#### Work task
Each entry that follows is to be retyped exactly. Pictures do not belong in the copy.

#### Source data
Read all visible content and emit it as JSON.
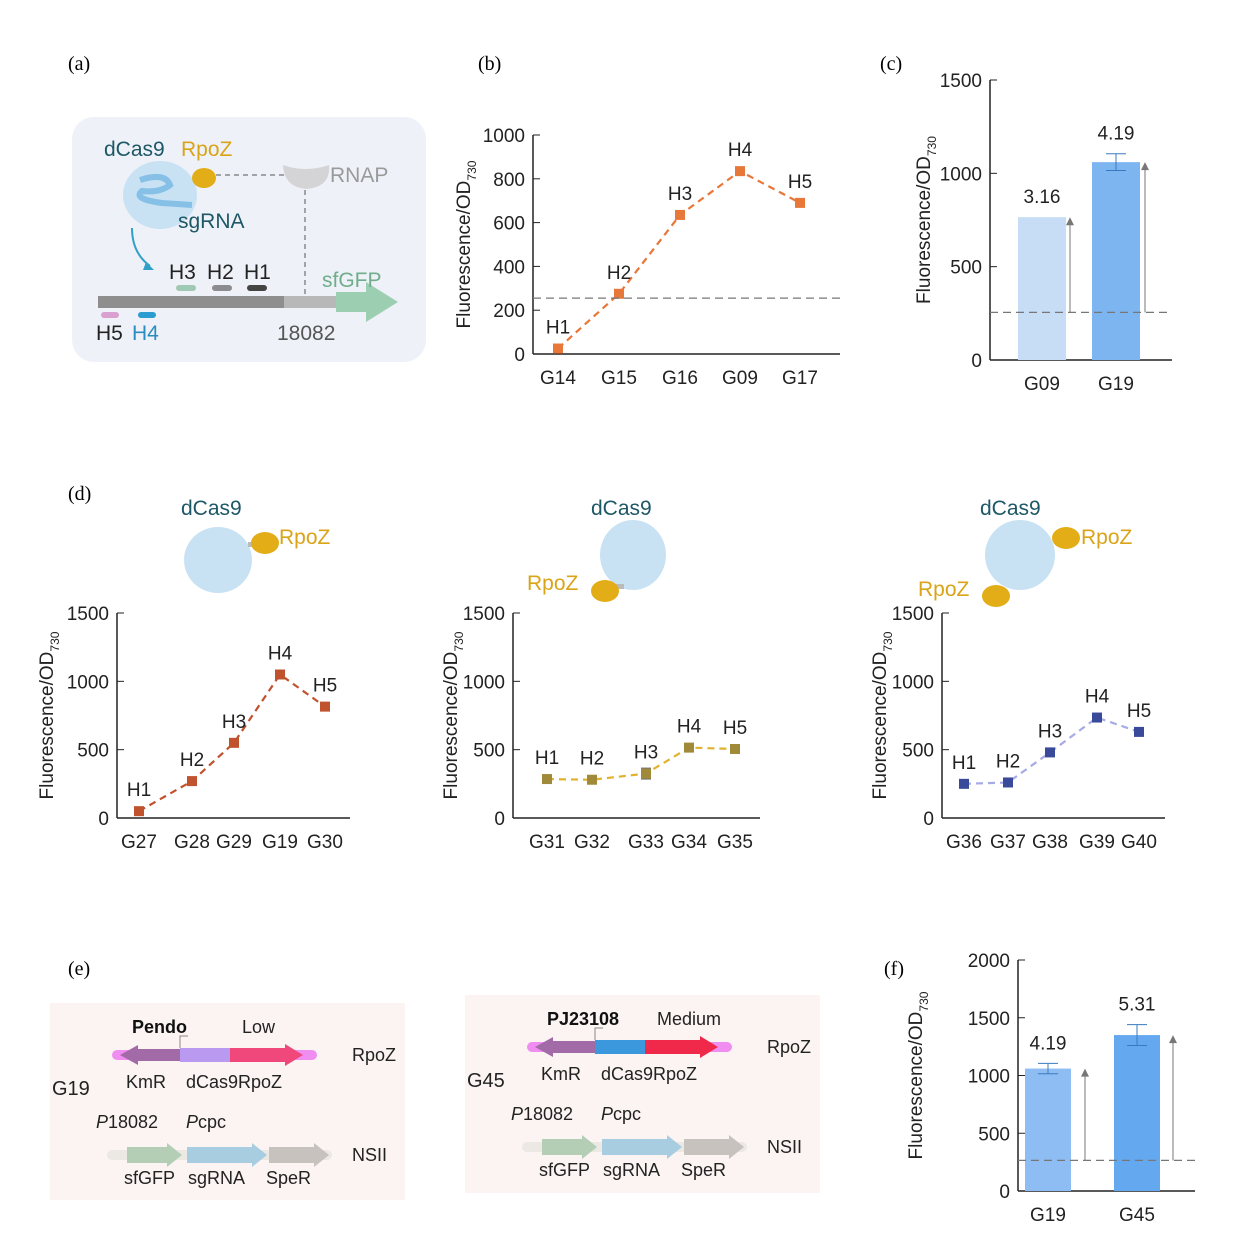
{
  "panels": {
    "a": "(a)",
    "b": "(b)",
    "c": "(c)",
    "d": "(d)",
    "e": "(e)",
    "f": "(f)"
  },
  "diagram_a": {
    "dcas9": "dCas9",
    "rpoz": "RpoZ",
    "rnap": "RNAP",
    "sgrna": "sgRNA",
    "h3": "H3",
    "h2": "H2",
    "h1": "H1",
    "h5": "H5",
    "h4": "H4",
    "promoter": "18082",
    "reporter": "sfGFP"
  },
  "diagram_d": {
    "dcas9": "dCas9",
    "rpoz": "RpoZ"
  },
  "diagram_e": {
    "left": {
      "strain": "G19",
      "promoter": "Pendo",
      "level": "Low",
      "locus1": "RpoZ",
      "genes1": [
        "KmR",
        "dCas9",
        "RpoZ"
      ],
      "p1": "P",
      "p1rest": "18082",
      "p2": "P",
      "p2rest": "cpc",
      "genes2": [
        "sfGFP",
        "sgRNA",
        "SpeR"
      ],
      "locus2": "NSII"
    },
    "right": {
      "strain": "G45",
      "promoter": "PJ23108",
      "level": "Medium",
      "locus1": "RpoZ",
      "genes1": [
        "KmR",
        "dCas9",
        "RpoZ"
      ],
      "p1": "P",
      "p1rest": "18082",
      "p2": "P",
      "p2rest": "cpc",
      "genes2": [
        "sfGFP",
        "sgRNA",
        "SpeR"
      ],
      "locus2": "NSII"
    }
  },
  "chart_data": [
    {
      "id": "b",
      "type": "line",
      "ylabel": "Fluorescence/OD",
      "ylabel_sub": "730",
      "categories": [
        "G14",
        "G15",
        "G16",
        "G09",
        "G17"
      ],
      "values": [
        25,
        275,
        635,
        835,
        690
      ],
      "point_labels": [
        "H1",
        "H2",
        "H3",
        "H4",
        "H5"
      ],
      "ylim": [
        0,
        1000
      ],
      "yticks": [
        "0",
        "200",
        "400",
        "600",
        "800",
        "1000"
      ],
      "threshold": 255,
      "color": "#e8773a",
      "line_style": "dashed"
    },
    {
      "id": "c",
      "type": "bar",
      "ylabel": "Fluorescence/OD",
      "ylabel_sub": "730",
      "categories": [
        "G09",
        "G19"
      ],
      "values": [
        765,
        1060
      ],
      "errors": [
        0,
        45
      ],
      "bar_labels": [
        "3.16",
        "4.19"
      ],
      "ylim": [
        0,
        1500
      ],
      "yticks": [
        "0",
        "500",
        "1000",
        "1500"
      ],
      "threshold": 255,
      "colors": [
        "#c6ddf5",
        "#7db5f0"
      ]
    },
    {
      "id": "d1",
      "type": "line",
      "ylabel": "Fluorescence/OD",
      "ylabel_sub": "730",
      "categories": [
        "G27",
        "G28",
        "G29",
        "G19",
        "G30"
      ],
      "values": [
        50,
        270,
        550,
        1050,
        815
      ],
      "point_labels": [
        "H1",
        "H2",
        "H3",
        "H4",
        "H5"
      ],
      "ylim": [
        0,
        1500
      ],
      "yticks": [
        "0",
        "500",
        "1000",
        "1500"
      ],
      "color": "#c0522e",
      "line_style": "dashed"
    },
    {
      "id": "d2",
      "type": "line",
      "ylabel": "Fluorescence/OD",
      "ylabel_sub": "730",
      "categories": [
        "G31",
        "G32",
        "G33",
        "G34",
        "G35"
      ],
      "values": [
        285,
        280,
        325,
        515,
        505
      ],
      "errors": [
        0,
        0,
        40,
        0,
        0
      ],
      "point_labels": [
        "H1",
        "H2",
        "H3",
        "H4",
        "H5"
      ],
      "ylim": [
        0,
        1500
      ],
      "yticks": [
        "0",
        "500",
        "1000",
        "1500"
      ],
      "color": "#e2b22e",
      "marker_color": "#a08a3a",
      "line_style": "dashed"
    },
    {
      "id": "d3",
      "type": "line",
      "ylabel": "Fluorescence/OD",
      "ylabel_sub": "730",
      "categories": [
        "G36",
        "G37",
        "G38",
        "G39",
        "G40"
      ],
      "values": [
        250,
        260,
        480,
        735,
        630
      ],
      "point_labels": [
        "H1",
        "H2",
        "H3",
        "H4",
        "H5"
      ],
      "ylim": [
        0,
        1500
      ],
      "yticks": [
        "0",
        "500",
        "1000",
        "1500"
      ],
      "color": "#a6aae6",
      "marker_color": "#3a4a9a",
      "line_style": "dashed"
    },
    {
      "id": "f",
      "type": "bar",
      "ylabel": "Fluorescence/OD",
      "ylabel_sub": "730",
      "categories": [
        "G19",
        "G45"
      ],
      "values": [
        1060,
        1350
      ],
      "errors": [
        45,
        90
      ],
      "bar_labels": [
        "4.19",
        "5.31"
      ],
      "ylim": [
        0,
        2000
      ],
      "yticks": [
        "0",
        "500",
        "1000",
        "1500",
        "2000"
      ],
      "threshold": 265,
      "colors": [
        "#8dbdf2",
        "#64a9f0"
      ]
    }
  ]
}
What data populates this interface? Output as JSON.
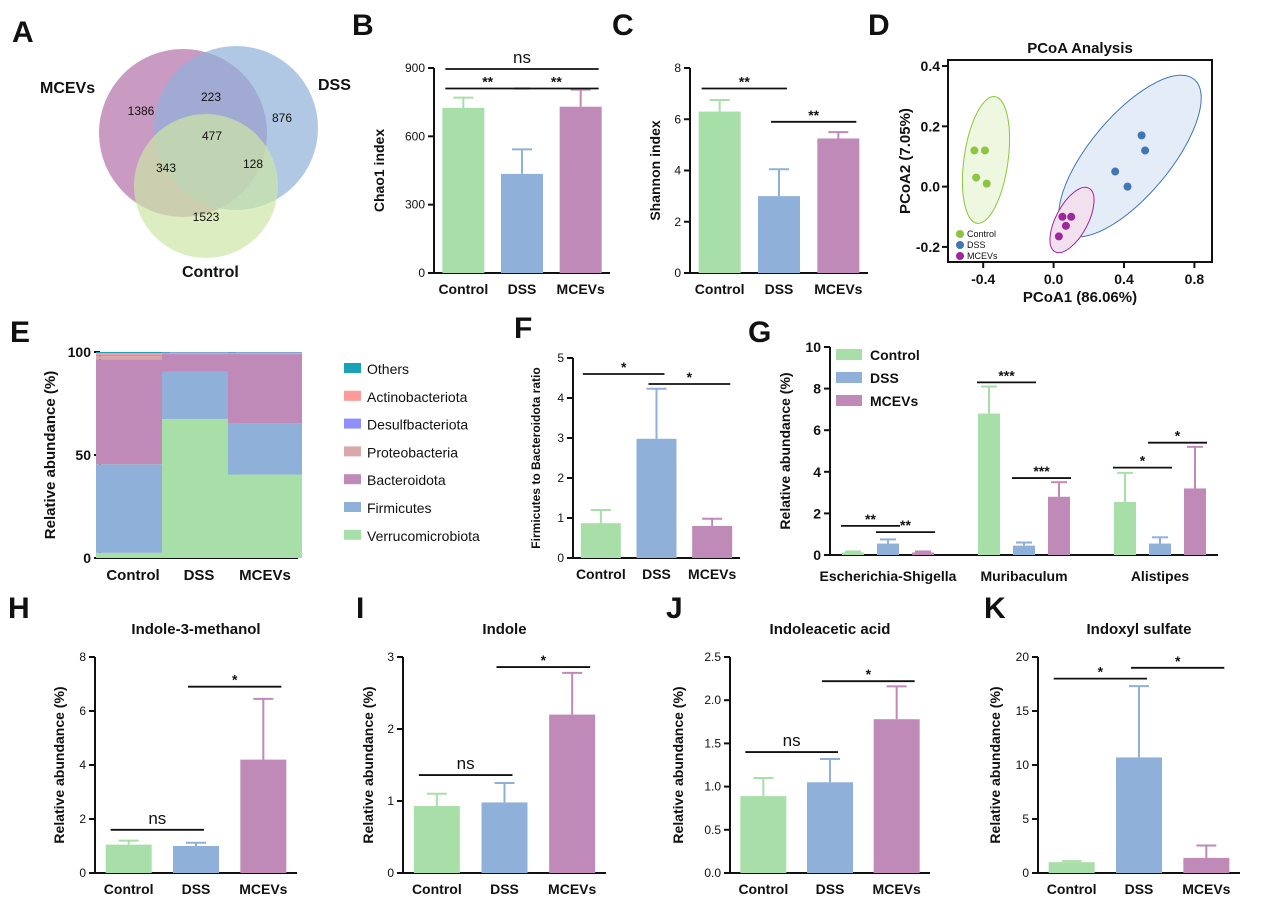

#### Expected answer
Read all visible content and emit it as JSON.
{
  "panels": {
    "a": "(a)",
    "b": "(b)",
    "c": "(c)",
    "d": "(d)",
    "e": "(e)",
    "f": "(f)"
  },
  "diagram_a": {
    "dcas9": "dCas9",
    "rpoz": "RpoZ",
    "rnap": "RNAP",
    "sgrna": "sgRNA",
    "h3": "H3",
    "h2": "H2",
    "h1": "H1",
    "h5": "H5",
    "h4": "H4",
    "promoter": "18082",
    "reporter": "sfGFP"
  },
  "diagram_d": {
    "dcas9": "dCas9",
    "rpoz": "RpoZ"
  },
  "diagram_e": {
    "left": {
      "strain": "G19",
      "promoter": "Pendo",
      "level": "Low",
      "locus1": "RpoZ",
      "genes1": [
        "KmR",
        "dCas9",
        "RpoZ"
      ],
      "p1": "P",
      "p1rest": "18082",
      "p2": "P",
      "p2rest": "cpc",
      "genes2": [
        "sfGFP",
        "sgRNA",
        "SpeR"
      ],
      "locus2": "NSII"
    },
    "right": {
      "strain": "G45",
      "promoter": "PJ23108",
      "level": "Medium",
      "locus1": "RpoZ",
      "genes1": [
        "KmR",
        "dCas9",
        "RpoZ"
      ],
      "p1": "P",
      "p1rest": "18082",
      "p2": "P",
      "p2rest": "cpc",
      "genes2": [
        "sfGFP",
        "sgRNA",
        "SpeR"
      ],
      "locus2": "NSII"
    }
  },
  "chart_data": [
    {
      "id": "b",
      "type": "line",
      "ylabel": "Fluorescence/OD",
      "ylabel_sub": "730",
      "categories": [
        "G14",
        "G15",
        "G16",
        "G09",
        "G17"
      ],
      "values": [
        25,
        275,
        635,
        835,
        690
      ],
      "point_labels": [
        "H1",
        "H2",
        "H3",
        "H4",
        "H5"
      ],
      "ylim": [
        0,
        1000
      ],
      "yticks": [
        "0",
        "200",
        "400",
        "600",
        "800",
        "1000"
      ],
      "threshold": 255,
      "color": "#e8773a",
      "line_style": "dashed"
    },
    {
      "id": "c",
      "type": "bar",
      "ylabel": "Fluorescence/OD",
      "ylabel_sub": "730",
      "categories": [
        "G09",
        "G19"
      ],
      "values": [
        765,
        1060
      ],
      "errors": [
        0,
        45
      ],
      "bar_labels": [
        "3.16",
        "4.19"
      ],
      "ylim": [
        0,
        1500
      ],
      "yticks": [
        "0",
        "500",
        "1000",
        "1500"
      ],
      "threshold": 255,
      "colors": [
        "#c6ddf5",
        "#7db5f0"
      ]
    },
    {
      "id": "d1",
      "type": "line",
      "ylabel": "Fluorescence/OD",
      "ylabel_sub": "730",
      "categories": [
        "G27",
        "G28",
        "G29",
        "G19",
        "G30"
      ],
      "values": [
        50,
        270,
        550,
        1050,
        815
      ],
      "point_labels": [
        "H1",
        "H2",
        "H3",
        "H4",
        "H5"
      ],
      "ylim": [
        0,
        1500
      ],
      "yticks": [
        "0",
        "500",
        "1000",
        "1500"
      ],
      "color": "#c0522e",
      "line_style": "dashed"
    },
    {
      "id": "d2",
      "type": "line",
      "ylabel": "Fluorescence/OD",
      "ylabel_sub": "730",
      "categories": [
        "G31",
        "G32",
        "G33",
        "G34",
        "G35"
      ],
      "values": [
        285,
        280,
        325,
        515,
        505
      ],
      "errors": [
        0,
        0,
        40,
        0,
        0
      ],
      "point_labels": [
        "H1",
        "H2",
        "H3",
        "H4",
        "H5"
      ],
      "ylim": [
        0,
        1500
      ],
      "yticks": [
        "0",
        "500",
        "1000",
        "1500"
      ],
      "color": "#e2b22e",
      "marker_color": "#a08a3a",
      "line_style": "dashed"
    },
    {
      "id": "d3",
      "type": "line",
      "ylabel": "Fluorescence/OD",
      "ylabel_sub": "730",
      "categories": [
        "G36",
        "G37",
        "G38",
        "G39",
        "G40"
      ],
      "values": [
        250,
        260,
        480,
        735,
        630
      ],
      "point_labels": [
        "H1",
        "H2",
        "H3",
        "H4",
        "H5"
      ],
      "ylim": [
        0,
        1500
      ],
      "yticks": [
        "0",
        "500",
        "1000",
        "1500"
      ],
      "color": "#a6aae6",
      "marker_color": "#3a4a9a",
      "line_style": "dashed"
    },
    {
      "id": "f",
      "type": "bar",
      "ylabel": "Fluorescence/OD",
      "ylabel_sub": "730",
      "categories": [
        "G19",
        "G45"
      ],
      "values": [
        1060,
        1350
      ],
      "errors": [
        45,
        90
      ],
      "bar_labels": [
        "4.19",
        "5.31"
      ],
      "ylim": [
        0,
        2000
      ],
      "yticks": [
        "0",
        "500",
        "1000",
        "1500",
        "2000"
      ],
      "threshold": 265,
      "colors": [
        "#8dbdf2",
        "#64a9f0"
      ]
    }
  ]
}
What data populates this interface? Output as JSON.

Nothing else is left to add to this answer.